Without including any images, reproduce each entry exactly.

--- start GIVEN RECORDS ---

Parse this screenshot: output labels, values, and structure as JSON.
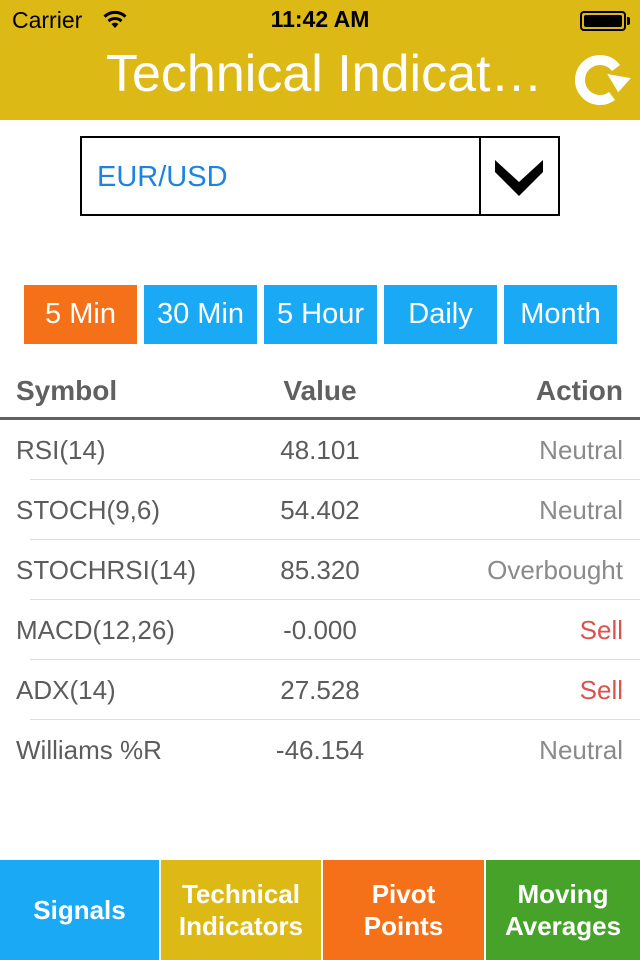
{
  "status_bar": {
    "carrier": "Carrier",
    "time": "11:42 AM",
    "wifi_icon": "wifi-icon",
    "battery_icon": "battery-icon"
  },
  "header": {
    "title": "Technical Indicat…",
    "refresh_icon": "refresh-icon",
    "background_color": "#dcb915"
  },
  "pair_picker": {
    "selected": "EUR/USD",
    "dropdown_icon": "chevron-down-icon"
  },
  "timeframes": {
    "items": [
      {
        "label": "5 Min",
        "active": true
      },
      {
        "label": "30 Min",
        "active": false
      },
      {
        "label": "5 Hour",
        "active": false
      },
      {
        "label": "Daily",
        "active": false
      },
      {
        "label": "Month",
        "active": false
      }
    ],
    "active_color": "#f4711a",
    "inactive_color": "#1aa9f4"
  },
  "table": {
    "columns": [
      "Symbol",
      "Value",
      "Action"
    ],
    "rows": [
      {
        "symbol": "RSI(14)",
        "value": "48.101",
        "action": "Neutral"
      },
      {
        "symbol": "STOCH(9,6)",
        "value": "54.402",
        "action": "Neutral"
      },
      {
        "symbol": "STOCHRSI(14)",
        "value": "85.320",
        "action": "Overbought"
      },
      {
        "symbol": "MACD(12,26)",
        "value": "-0.000",
        "action": "Sell"
      },
      {
        "symbol": "ADX(14)",
        "value": "27.528",
        "action": "Sell"
      },
      {
        "symbol": "Williams %R",
        "value": "-46.154",
        "action": "Neutral"
      }
    ],
    "sell_color": "#d9534f"
  },
  "tabbar": {
    "items": [
      {
        "line1": "Signals",
        "line2": "",
        "color": "#1aa9f4"
      },
      {
        "line1": "Technical",
        "line2": "Indicators",
        "color": "#dcb915"
      },
      {
        "line1": "Pivot",
        "line2": "Points",
        "color": "#f4711a"
      },
      {
        "line1": "Moving",
        "line2": "Averages",
        "color": "#47a22a"
      }
    ]
  }
}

--- end GIVEN RECORDS ---

→ RESULT
Parse this screenshot: output labels, values, and structure as JSON.
{
  "status_bar": {
    "carrier": "Carrier",
    "time": "11:42 AM",
    "wifi_icon": "wifi-icon",
    "battery_icon": "battery-icon"
  },
  "header": {
    "title": "Technical Indicat…",
    "refresh_icon": "refresh-icon",
    "background_color": "#dcb915"
  },
  "pair_picker": {
    "selected": "EUR/USD",
    "dropdown_icon": "chevron-down-icon"
  },
  "timeframes": {
    "items": [
      {
        "label": "5 Min",
        "active": true
      },
      {
        "label": "30 Min",
        "active": false
      },
      {
        "label": "5 Hour",
        "active": false
      },
      {
        "label": "Daily",
        "active": false
      },
      {
        "label": "Month",
        "active": false
      }
    ],
    "active_color": "#f4711a",
    "inactive_color": "#1aa9f4"
  },
  "table": {
    "columns": [
      "Symbol",
      "Value",
      "Action"
    ],
    "rows": [
      {
        "symbol": "RSI(14)",
        "value": "48.101",
        "action": "Neutral"
      },
      {
        "symbol": "STOCH(9,6)",
        "value": "54.402",
        "action": "Neutral"
      },
      {
        "symbol": "STOCHRSI(14)",
        "value": "85.320",
        "action": "Overbought"
      },
      {
        "symbol": "MACD(12,26)",
        "value": "-0.000",
        "action": "Sell"
      },
      {
        "symbol": "ADX(14)",
        "value": "27.528",
        "action": "Sell"
      },
      {
        "symbol": "Williams %R",
        "value": "-46.154",
        "action": "Neutral"
      }
    ],
    "sell_color": "#d9534f"
  },
  "tabbar": {
    "items": [
      {
        "line1": "Signals",
        "line2": "",
        "color": "#1aa9f4"
      },
      {
        "line1": "Technical",
        "line2": "Indicators",
        "color": "#dcb915"
      },
      {
        "line1": "Pivot",
        "line2": "Points",
        "color": "#f4711a"
      },
      {
        "line1": "Moving",
        "line2": "Averages",
        "color": "#47a22a"
      }
    ]
  }
}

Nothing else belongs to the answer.